_Your objective_
Repeat the records verbatim and leave the pictures out of your copy.

_Given entries_

┌──

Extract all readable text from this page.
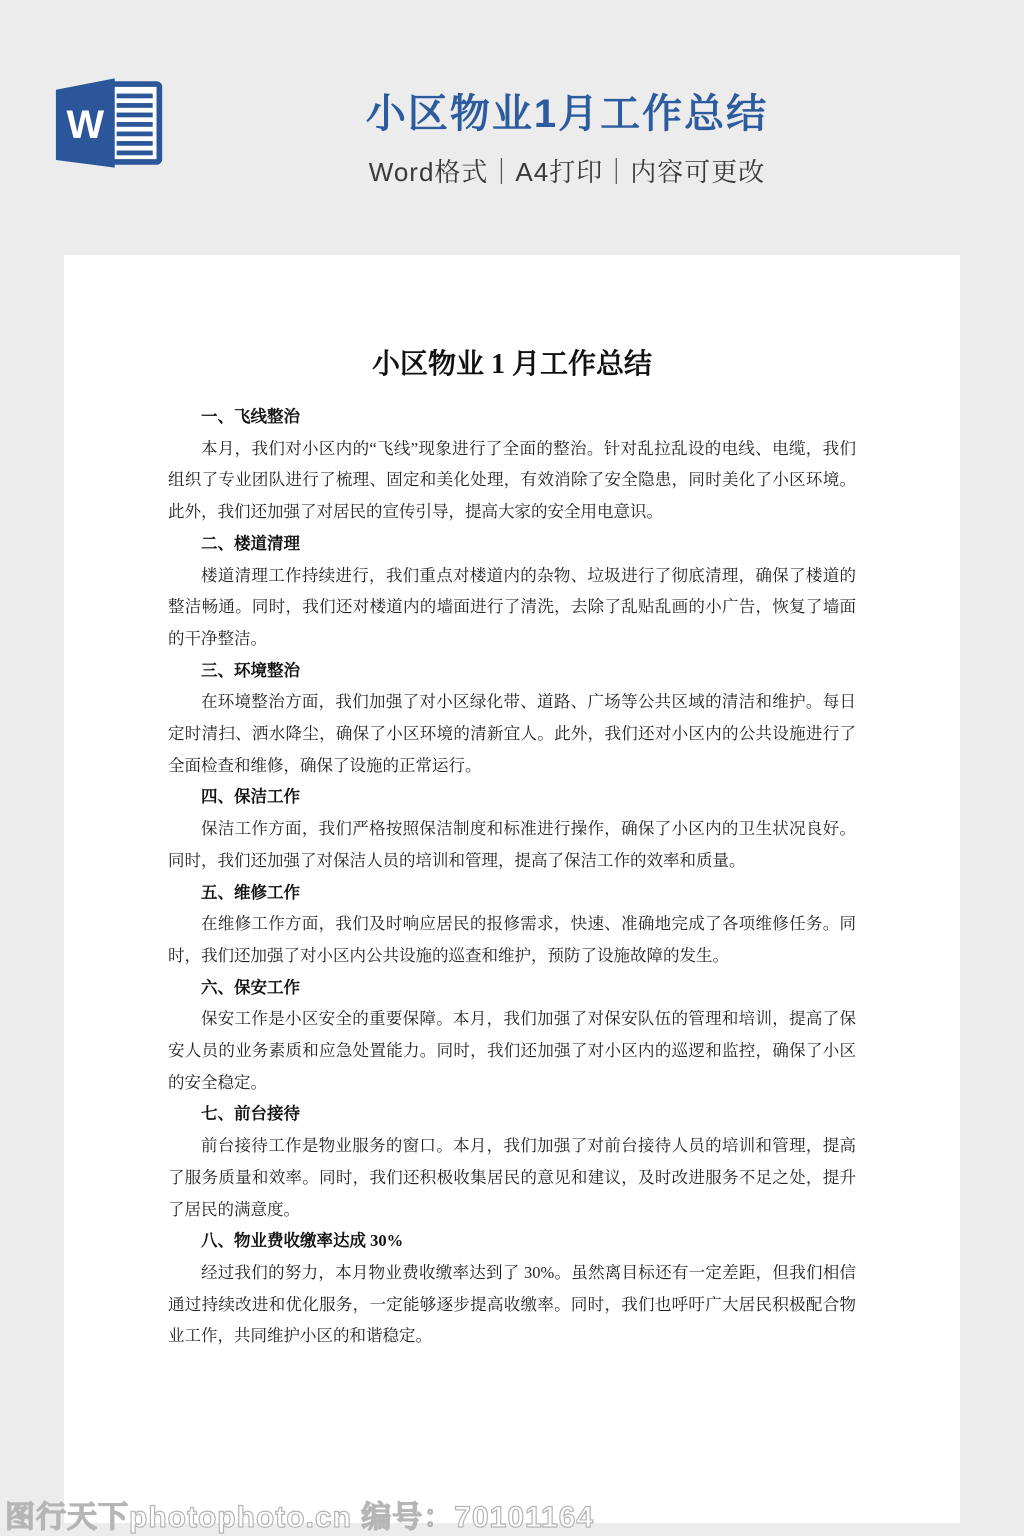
W	小区物业1月工作总结
Word格式｜A4打印｜内容可更改
小区物业 1 月工作总结

一、飞线整治

本月，我们对小区内的“飞线”现象进行了全面的整治。针对乱拉乱设的电线、电缆，我们组织了专业团队进行了梳理、固定和美化处理，有效消除了安全隐患，同时美化了小区环境。此外，我们还加强了对居民的宣传引导，提高大家的安全用电意识。

二、楼道清理

楼道清理工作持续进行，我们重点对楼道内的杂物、垃圾进行了彻底清理，确保了楼道的整洁畅通。同时，我们还对楼道内的墙面进行了清洗，去除了乱贴乱画的小广告，恢复了墙面的干净整洁。

三、环境整治

在环境整治方面，我们加强了对小区绿化带、道路、广场等公共区域的清洁和维护。每日定时清扫、洒水降尘，确保了小区环境的清新宜人。此外，我们还对小区内的公共设施进行了全面检查和维修，确保了设施的正常运行。

四、保洁工作

保洁工作方面，我们严格按照保洁制度和标准进行操作，确保了小区内的卫生状况良好。同时，我们还加强了对保洁人员的培训和管理，提高了保洁工作的效率和质量。

五、维修工作

在维修工作方面，我们及时响应居民的报修需求，快速、准确地完成了各项维修任务。同时，我们还加强了对小区内公共设施的巡查和维护，预防了设施故障的发生。

六、保安工作

保安工作是小区安全的重要保障。本月，我们加强了对保安队伍的管理和培训，提高了保安人员的业务素质和应急处置能力。同时，我们还加强了对小区内的巡逻和监控，确保了小区的安全稳定。

七、前台接待

前台接待工作是物业服务的窗口。本月，我们加强了对前台接待人员的培训和管理，提高了服务质量和效率。同时，我们还积极收集居民的意见和建议，及时改进服务不足之处，提升了居民的满意度。

八、物业费收缴率达成 30%

经过我们的努力，本月物业费收缴率达到了 30%。虽然离目标还有一定差距，但我们相信通过持续改进和优化服务，一定能够逐步提高收缴率。同时，我们也呼吁广大居民积极配合物业工作，共同维护小区的和谐稳定。

图行天下photophoto.cn 编号：70101164
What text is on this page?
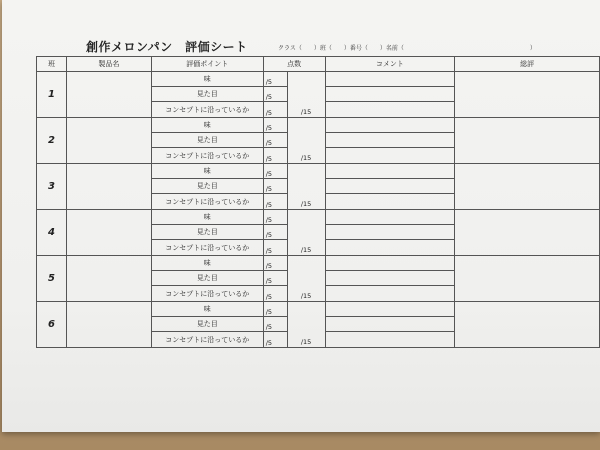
創作メロンパン　評価シート	クラス（　　）班（　　）番号（　　）名前（　　　　　　　　　　　　　　　　　　　　　）
班	製品名	評価ポイント	点数		コメント	総評
1		味	/5	/15		
		見た目	/5			
		コンセプトに沿っているか	/5			
2		味	/5	/15		
		見た目	/5			
		コンセプトに沿っているか	/5			
3		味	/5	/15		
		見た目	/5			
		コンセプトに沿っているか	/5			
4		味	/5	/15		
		見た目	/5			
		コンセプトに沿っているか	/5			
5		味	/5	/15		
		見た目	/5			
		コンセプトに沿っているか	/5			
6		味	/5	/15		
		見た目	/5			
		コンセプトに沿っているか	/5			
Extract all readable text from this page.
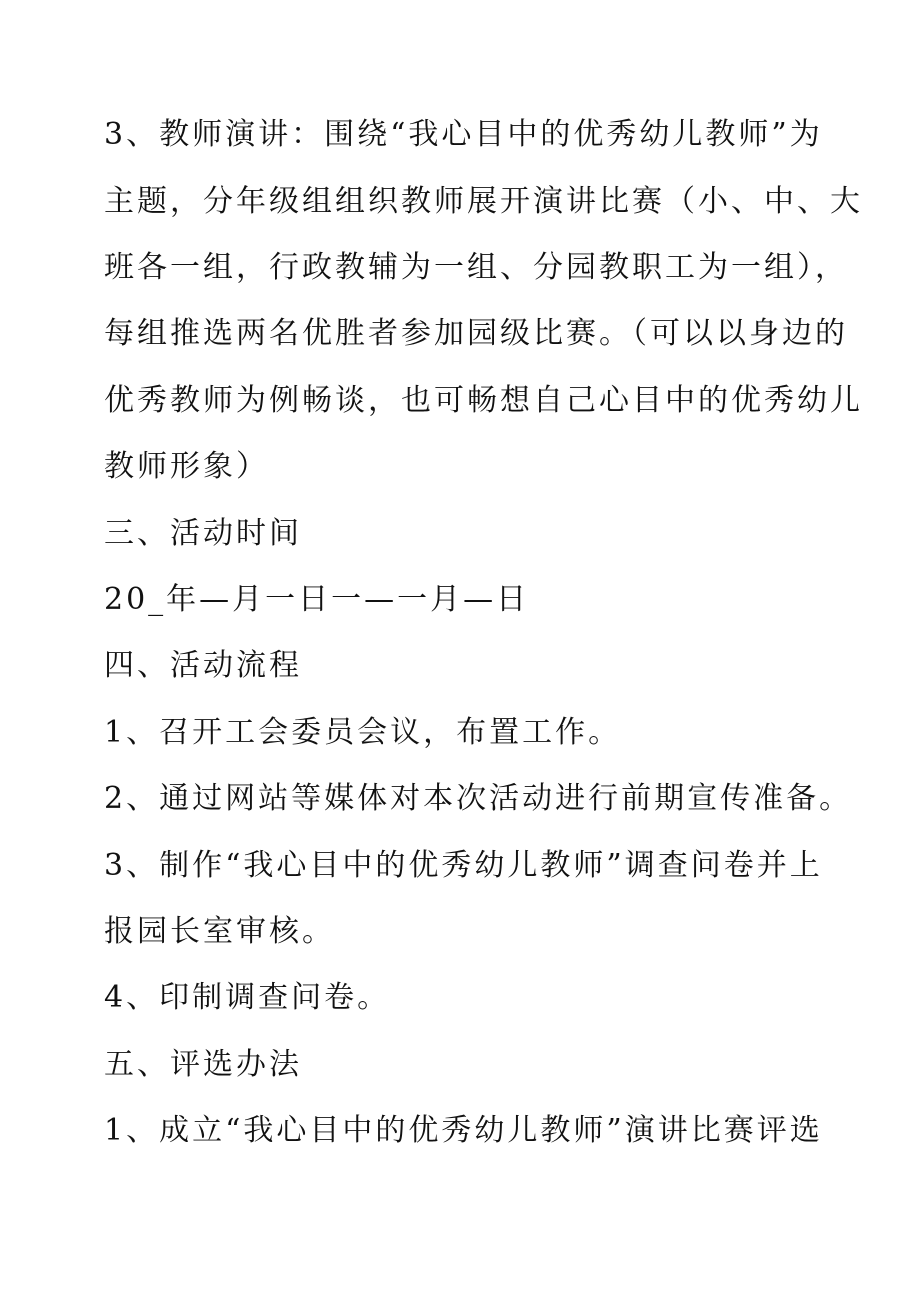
3、教师演讲：围绕“我心目中的优秀幼儿教师”为
主题，分年级组组织教师展开演讲比赛（小、中、大
班各一组，行政教辅为一组、分园教职工为一组），
每组推选两名优胜者参加园级比赛。（可以以身边的
优秀教师为例畅谈，也可畅想自己心目中的优秀幼儿
教师形象）
三、活动时间
20_年—月一日一—一月—日
四、活动流程
1、召开工会委员会议，布置工作。
2、通过网站等媒体对本次活动进行前期宣传准备。
3、制作“我心目中的优秀幼儿教师”调查问卷并上
报园长室审核。
4、印制调查问卷。
五、评选办法
1、成立“我心目中的优秀幼儿教师”演讲比赛评选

└──

_Response to this exercise_
Extract all readable text from this page.
W	小区物业1月工作总结
Word格式｜A4打印｜内容可更改
小区物业 1 月工作总结

一、飞线整治

本月，我们对小区内的“飞线”现象进行了全面的整治。针对乱拉乱设的电线、电缆，我们组织了专业团队进行了梳理、固定和美化处理，有效消除了安全隐患，同时美化了小区环境。此外，我们还加强了对居民的宣传引导，提高大家的安全用电意识。

二、楼道清理

楼道清理工作持续进行，我们重点对楼道内的杂物、垃圾进行了彻底清理，确保了楼道的整洁畅通。同时，我们还对楼道内的墙面进行了清洗，去除了乱贴乱画的小广告，恢复了墙面的干净整洁。

三、环境整治

在环境整治方面，我们加强了对小区绿化带、道路、广场等公共区域的清洁和维护。每日定时清扫、洒水降尘，确保了小区环境的清新宜人。此外，我们还对小区内的公共设施进行了全面检查和维修，确保了设施的正常运行。

四、保洁工作

保洁工作方面，我们严格按照保洁制度和标准进行操作，确保了小区内的卫生状况良好。同时，我们还加强了对保洁人员的培训和管理，提高了保洁工作的效率和质量。

五、维修工作

在维修工作方面，我们及时响应居民的报修需求，快速、准确地完成了各项维修任务。同时，我们还加强了对小区内公共设施的巡查和维护，预防了设施故障的发生。

六、保安工作

保安工作是小区安全的重要保障。本月，我们加强了对保安队伍的管理和培训，提高了保安人员的业务素质和应急处置能力。同时，我们还加强了对小区内的巡逻和监控，确保了小区的安全稳定。

七、前台接待

前台接待工作是物业服务的窗口。本月，我们加强了对前台接待人员的培训和管理，提高了服务质量和效率。同时，我们还积极收集居民的意见和建议，及时改进服务不足之处，提升了居民的满意度。

八、物业费收缴率达成 30%

经过我们的努力，本月物业费收缴率达到了 30%。虽然离目标还有一定差距，但我们相信通过持续改进和优化服务，一定能够逐步提高收缴率。同时，我们也呼吁广大居民积极配合物业工作，共同维护小区的和谐稳定。

图行天下photophoto.cn 编号：70101164
What text is on this page?
創作メロンパン　評価シート	クラス（　　）班（　　）番号（　　）名前（　　　　　　　　　　　　　　　　　　　　　）
班	製品名	評価ポイント	点数		コメント	総評
1		味	/5	/15		
		見た目	/5			
		コンセプトに沿っているか	/5			
2		味	/5	/15		
		見た目	/5			
		コンセプトに沿っているか	/5			
3		味	/5	/15		
		見た目	/5			
		コンセプトに沿っているか	/5			
4		味	/5	/15		
		見た目	/5			
		コンセプトに沿っているか	/5			
5		味	/5	/15		
		見た目	/5			
		コンセプトに沿っているか	/5			
6		味	/5	/15		
		見た目	/5			
		コンセプトに沿っているか	/5			
Extract all readable text from this page.
3、教师演讲：围绕“我心目中的优秀幼儿教师”为
主题，分年级组组织教师展开演讲比赛（小、中、大
班各一组，行政教辅为一组、分园教职工为一组），
每组推选两名优胜者参加园级比赛。（可以以身边的
优秀教师为例畅谈，也可畅想自己心目中的优秀幼儿
教师形象）
三、活动时间
20_年—月一日一—一月—日
四、活动流程
1、召开工会委员会议，布置工作。
2、通过网站等媒体对本次活动进行前期宣传准备。
3、制作“我心目中的优秀幼儿教师”调查问卷并上
报园长室审核。
4、印制调查问卷。
五、评选办法
1、成立“我心目中的优秀幼儿教师”演讲比赛评选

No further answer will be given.